[Given exercise 1] Below, transcribe the part of the command-line tool excerpt that opens with the words containing "# Query the" and closes with "the full surface.".

[Page excerpt]
★ ★ ★

Assembly-level embeddings are only available under from-structures — there is no assembly concept for a bare sequence.

Run fm-embedding [from-structures|from-sequences] [command] --help for full options (batch size, accelerator, devices, output format, distributed settings, etc.).

`fm-search` — build and query FAISS databases

# Build a similarity-search database from structures, FASTA, or pre-computed embeddings
fm-search build structures  --structure-folder data/pdb --output-db dbs/my_db --tmp-embedding-folder tmp
fm-search build sequences   --fasta-file seqs.fasta     --output-db dbs/my_db --tmp-embedding-folder tmp
fm-search build embeddings  --embedding-folder out      --output-db dbs/my_db

# Query the database
fm-search query structure   --db-path dbs/my_db --query-structure q.cif
fm-search query sequences   --db-path dbs/my_db --fasta-file q.fasta --tmp-embedding-folder tmp
fm-search query embedding   --db-path dbs/my_db --embedding-file q.pt
fm-search query db          --query-db-path dbs/queries --subject-db-path dbs/my_db

# Inspect, cluster, export
fm-search stats             --db-path dbs/my_db
fm-search cluster           --db-path dbs/my_db --output clusters.csv
fm-search similarity-graph  --db-path dbs/my_db --output graph.graphml

All build commands accept --index-type [auto|flat|hnsw|ivf_pq] and IVF-PQ tuning flags (--ivf-nlist, --ivf-nprobe). See fm-search <subcommand> --help for the full surface.

★ ★ ★

[Extracted records]
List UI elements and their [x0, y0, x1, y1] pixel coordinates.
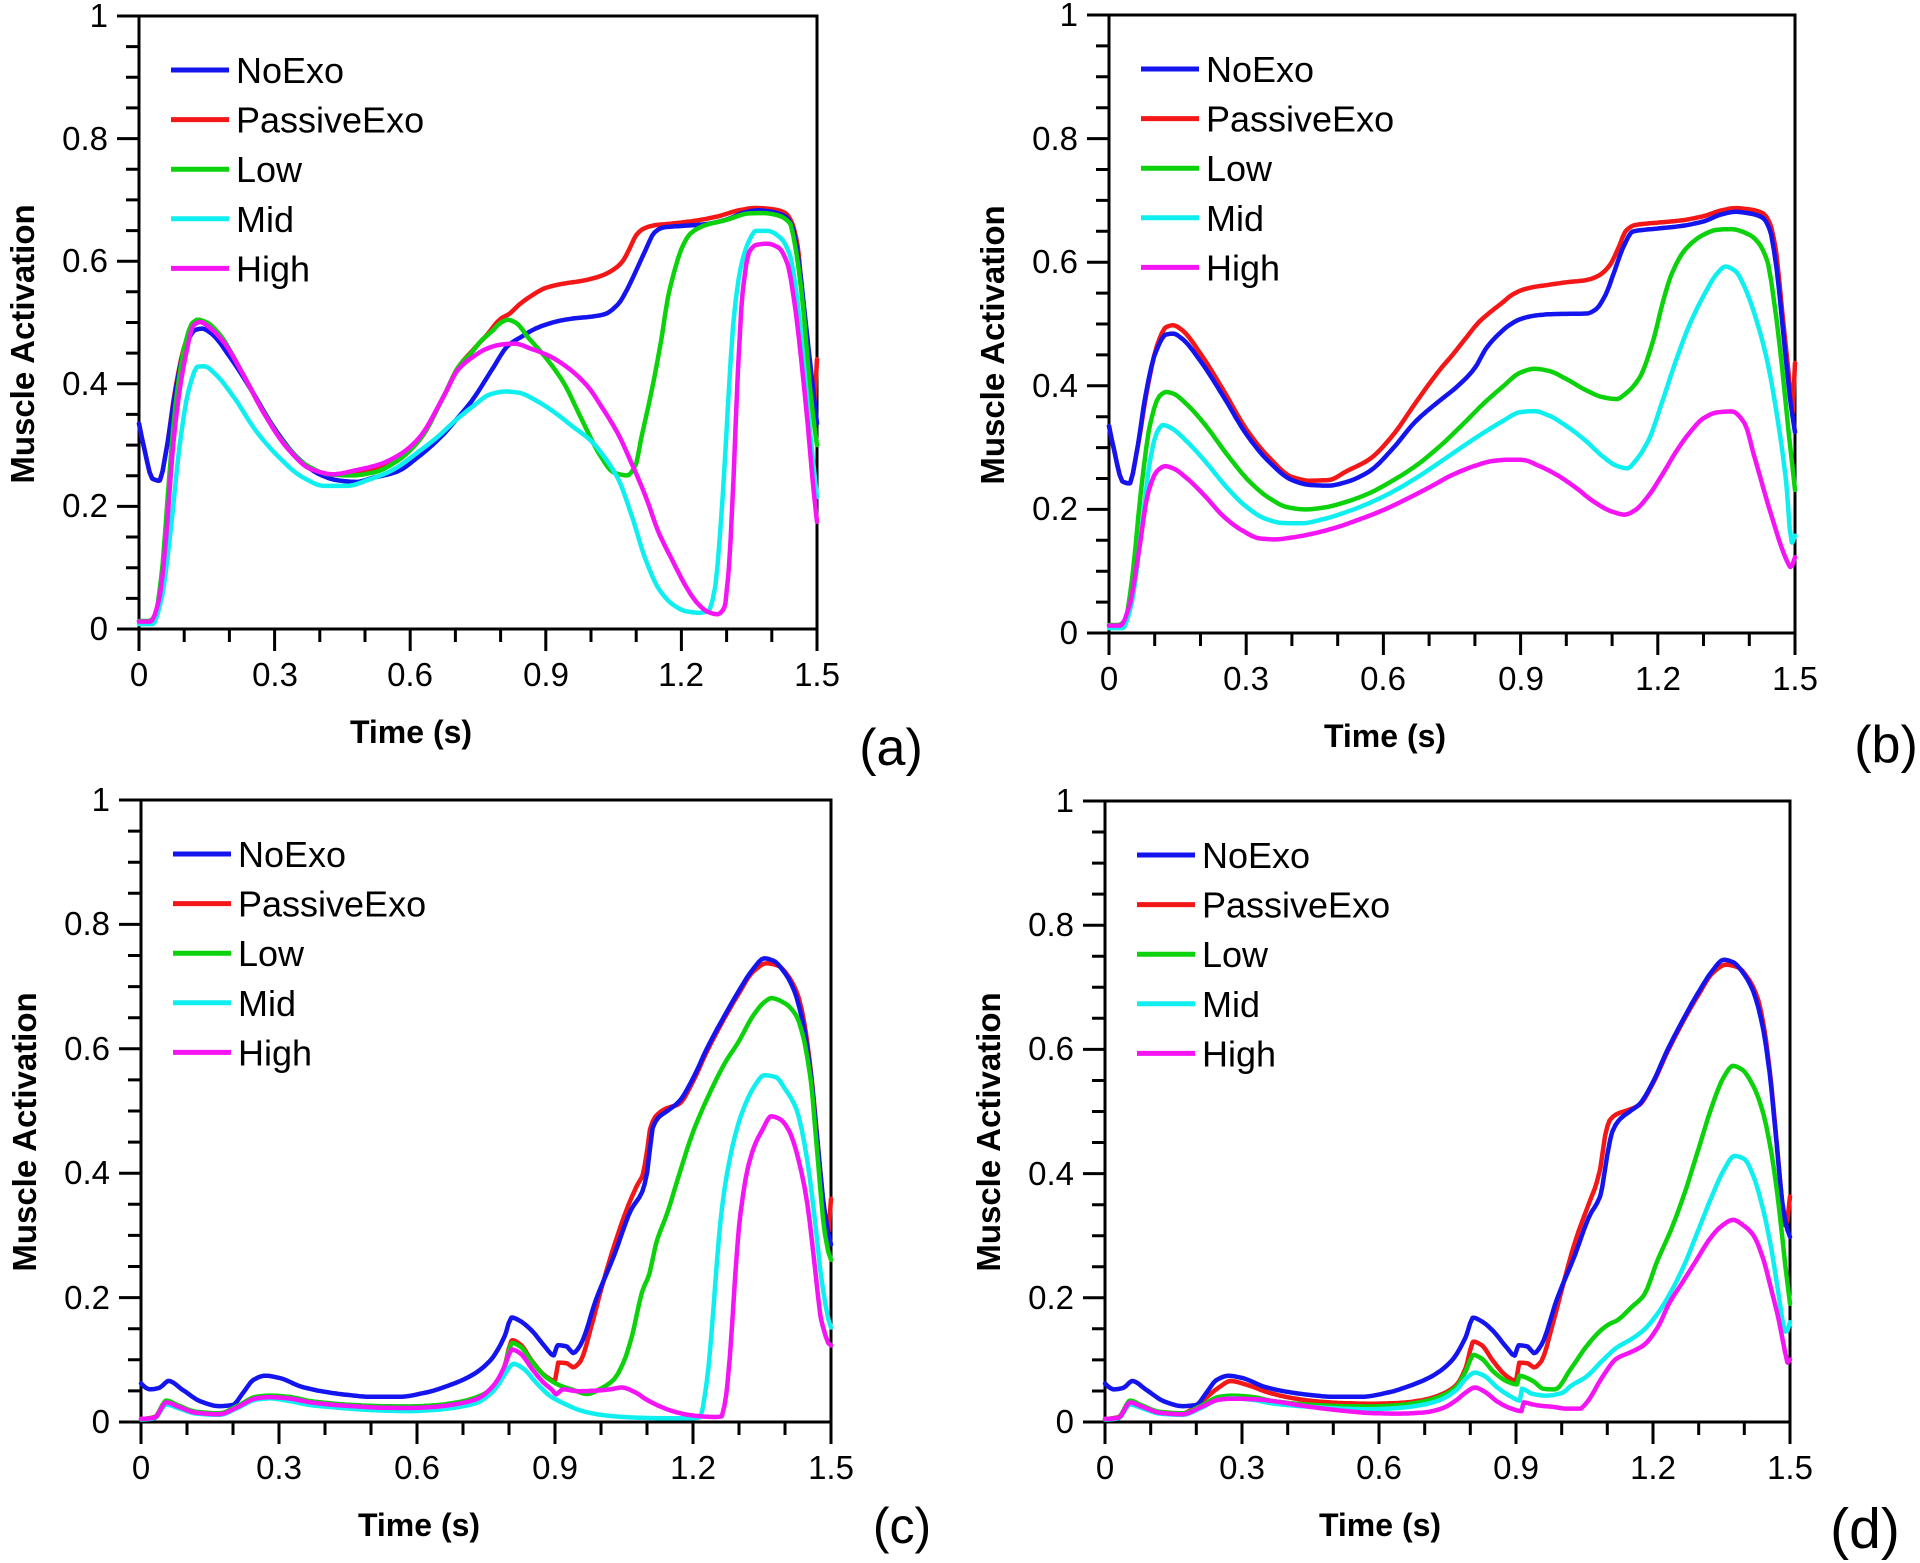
svg-text:0.6: 0.6	[62, 242, 108, 279]
svg-text:0.8: 0.8	[64, 905, 110, 942]
svg-text:(d): (d)	[1830, 1497, 1900, 1561]
svg-text:0.9: 0.9	[1498, 660, 1544, 697]
svg-text:Mid: Mid	[1206, 198, 1264, 239]
svg-text:0.6: 0.6	[1028, 1030, 1074, 1067]
svg-text:High: High	[238, 1032, 312, 1073]
svg-text:0.2: 0.2	[62, 487, 108, 524]
svg-text:Mid: Mid	[238, 983, 296, 1024]
svg-text:High: High	[236, 248, 310, 289]
svg-text:0: 0	[1056, 1403, 1074, 1440]
svg-text:Low: Low	[1206, 148, 1273, 189]
svg-text:0.4: 0.4	[64, 1154, 110, 1191]
svg-text:1: 1	[90, 0, 108, 34]
svg-text:Time (s): Time (s)	[358, 1507, 480, 1543]
svg-text:Mid: Mid	[236, 199, 294, 240]
svg-text:0.9: 0.9	[532, 1449, 578, 1486]
svg-text:0.4: 0.4	[62, 365, 108, 402]
svg-text:1: 1	[92, 781, 110, 818]
svg-text:0: 0	[92, 1403, 110, 1440]
svg-text:Low: Low	[236, 149, 303, 190]
svg-text:0.8: 0.8	[1032, 120, 1078, 157]
svg-text:(b): (b)	[1854, 716, 1918, 774]
svg-text:0.6: 0.6	[1360, 660, 1406, 697]
svg-text:1.5: 1.5	[808, 1449, 854, 1486]
svg-text:1.5: 1.5	[1772, 660, 1818, 697]
svg-text:0: 0	[1060, 614, 1078, 651]
svg-text:NoExo: NoExo	[1202, 835, 1310, 876]
svg-text:0.2: 0.2	[1032, 490, 1078, 527]
svg-text:NoExo: NoExo	[236, 50, 344, 91]
svg-text:0.4: 0.4	[1032, 367, 1078, 404]
svg-text:NoExo: NoExo	[238, 834, 346, 875]
svg-text:PassiveExo: PassiveExo	[1206, 99, 1394, 140]
svg-text:High: High	[1206, 247, 1280, 288]
svg-text:0.8: 0.8	[62, 120, 108, 157]
svg-text:1: 1	[1060, 0, 1078, 33]
svg-text:0.6: 0.6	[394, 1449, 440, 1486]
svg-text:0.3: 0.3	[1223, 660, 1269, 697]
svg-text:Muscle Activation: Muscle Activation	[6, 992, 43, 1271]
svg-text:Muscle Activation: Muscle Activation	[974, 205, 1011, 484]
svg-text:1.2: 1.2	[670, 1449, 716, 1486]
svg-text:Muscle Activation: Muscle Activation	[970, 992, 1007, 1271]
svg-text:0: 0	[130, 656, 148, 693]
svg-text:0.6: 0.6	[64, 1030, 110, 1067]
svg-text:0.3: 0.3	[252, 656, 298, 693]
svg-text:1.2: 1.2	[1635, 660, 1681, 697]
svg-text:1.5: 1.5	[794, 656, 840, 693]
svg-text:Muscle Activation: Muscle Activation	[4, 204, 41, 483]
svg-text:1.2: 1.2	[658, 656, 704, 693]
svg-text:NoExo: NoExo	[1206, 49, 1314, 90]
svg-text:1: 1	[1056, 782, 1074, 819]
svg-text:0.2: 0.2	[1028, 1279, 1074, 1316]
svg-text:(c): (c)	[873, 1498, 931, 1554]
svg-text:0: 0	[1096, 1449, 1114, 1486]
svg-text:0: 0	[1100, 660, 1118, 697]
svg-text:0.6: 0.6	[1032, 243, 1078, 280]
svg-text:(a): (a)	[859, 719, 923, 777]
svg-text:High: High	[1202, 1033, 1276, 1074]
svg-text:0.2: 0.2	[64, 1279, 110, 1316]
svg-text:1.2: 1.2	[1630, 1449, 1676, 1486]
svg-text:PassiveExo: PassiveExo	[1202, 885, 1390, 926]
svg-text:0.3: 0.3	[1219, 1449, 1265, 1486]
svg-text:PassiveExo: PassiveExo	[236, 100, 424, 141]
svg-text:1.5: 1.5	[1767, 1449, 1813, 1486]
svg-text:0.4: 0.4	[1028, 1155, 1074, 1192]
svg-text:0.6: 0.6	[1356, 1449, 1402, 1486]
svg-text:0.6: 0.6	[387, 656, 433, 693]
svg-text:Low: Low	[1202, 934, 1269, 975]
svg-text:Time (s): Time (s)	[1324, 718, 1446, 754]
svg-text:Time (s): Time (s)	[350, 714, 472, 750]
svg-text:0: 0	[132, 1449, 150, 1486]
svg-text:0.9: 0.9	[1493, 1449, 1539, 1486]
svg-text:0: 0	[90, 610, 108, 647]
svg-text:Mid: Mid	[1202, 984, 1260, 1025]
svg-text:0.8: 0.8	[1028, 906, 1074, 943]
svg-text:0.3: 0.3	[256, 1449, 302, 1486]
svg-text:PassiveExo: PassiveExo	[238, 884, 426, 925]
svg-text:Time (s): Time (s)	[1319, 1507, 1441, 1543]
svg-text:0.9: 0.9	[523, 656, 569, 693]
svg-text:Low: Low	[238, 933, 305, 974]
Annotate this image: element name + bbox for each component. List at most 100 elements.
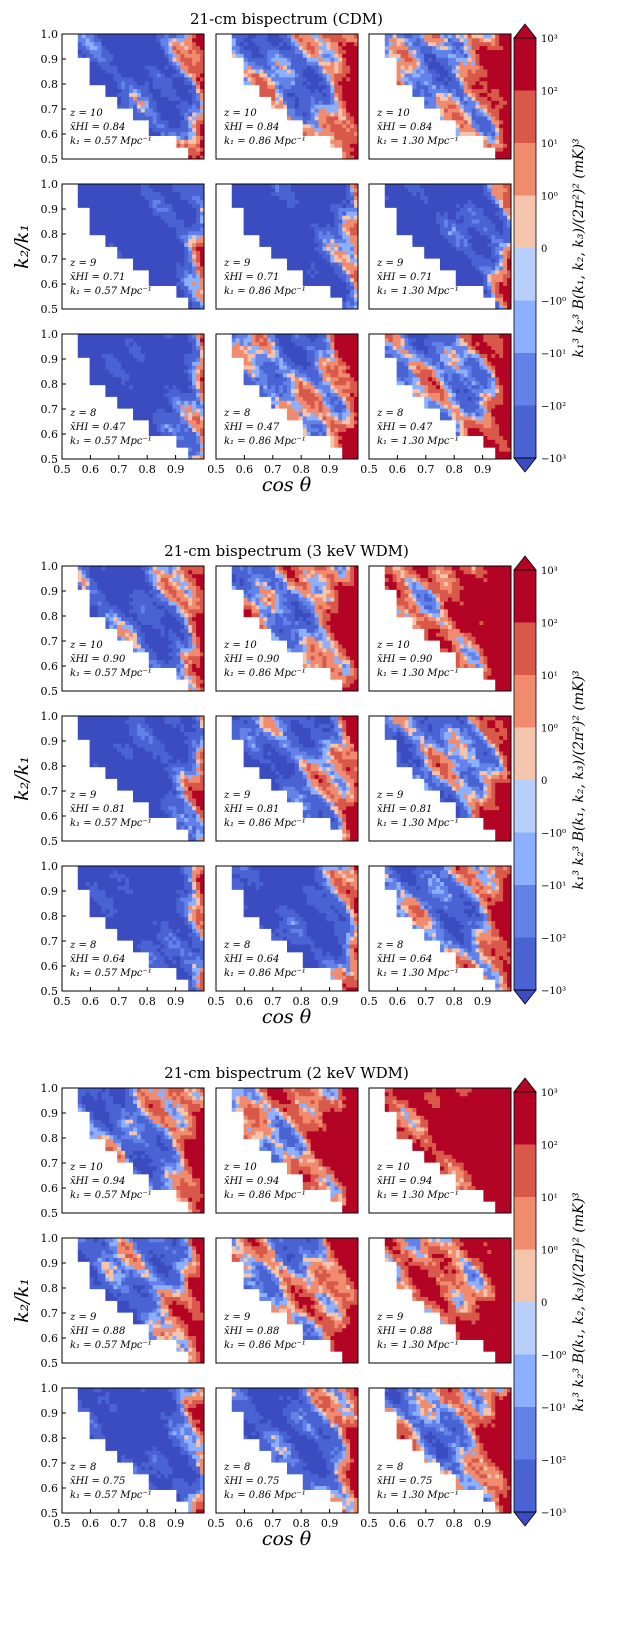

★ ★ ★

[Given exercise 2] From the records above, repeat word for word the part that opens with the line containing "242, 108, 279]" and closes with the line containing "149, 303, 190]", including both of those lines.

[Exercise solution 1]
# Query the database
fm-search query structure   --db-path dbs/my_db --query-structure q.cif
fm-search query sequences   --db-path dbs/my_db --fasta-file q.fasta --tmp-embedding-folder tmp
fm-search query embedding   --db-path dbs/my_db --embedding-file q.pt
fm-search query db          --query-db-path dbs/queries --subject-db-path dbs/my_db

# Inspect, cluster, export
fm-search stats             --db-path dbs/my_db
fm-search cluster           --db-path dbs/my_db --output clusters.csv
fm-search similarity-graph  --db-path dbs/my_db --output graph.graphml

All build commands accept --index-type [auto|flat|hnsw|ivf_pq] and IVF-PQ tuning flags (--ivf-nlist, --ivf-nprobe). See fm-search <subcommand> --help for the full surface.

[Exercise solution 2]
svg-text:0.6: 0.6	[62, 242, 108, 279]
svg-text:0.8: 0.8	[64, 905, 110, 942]
svg-text:(d): (d)	[1830, 1497, 1900, 1561]
svg-text:0.9: 0.9	[1498, 660, 1544, 697]
svg-text:Mid: Mid	[1206, 198, 1264, 239]
svg-text:0.6: 0.6	[1028, 1030, 1074, 1067]
svg-text:High: High	[238, 1032, 312, 1073]
svg-text:0.2: 0.2	[62, 487, 108, 524]
svg-text:Mid: Mid	[238, 983, 296, 1024]
svg-text:High: High	[236, 248, 310, 289]
svg-text:0: 0	[1056, 1403, 1074, 1440]
svg-text:Low: Low	[1206, 148, 1273, 189]
svg-text:0.4: 0.4	[64, 1154, 110, 1191]
svg-text:1: 1	[90, 0, 108, 34]
svg-text:Time (s): Time (s)	[358, 1507, 480, 1543]
svg-text:Mid: Mid	[236, 199, 294, 240]
svg-text:0.9: 0.9	[532, 1449, 578, 1486]
svg-text:0.4: 0.4	[62, 365, 108, 402]
svg-text:1: 1	[92, 781, 110, 818]
svg-text:0: 0	[92, 1403, 110, 1440]
svg-text:Low: Low	[236, 149, 303, 190]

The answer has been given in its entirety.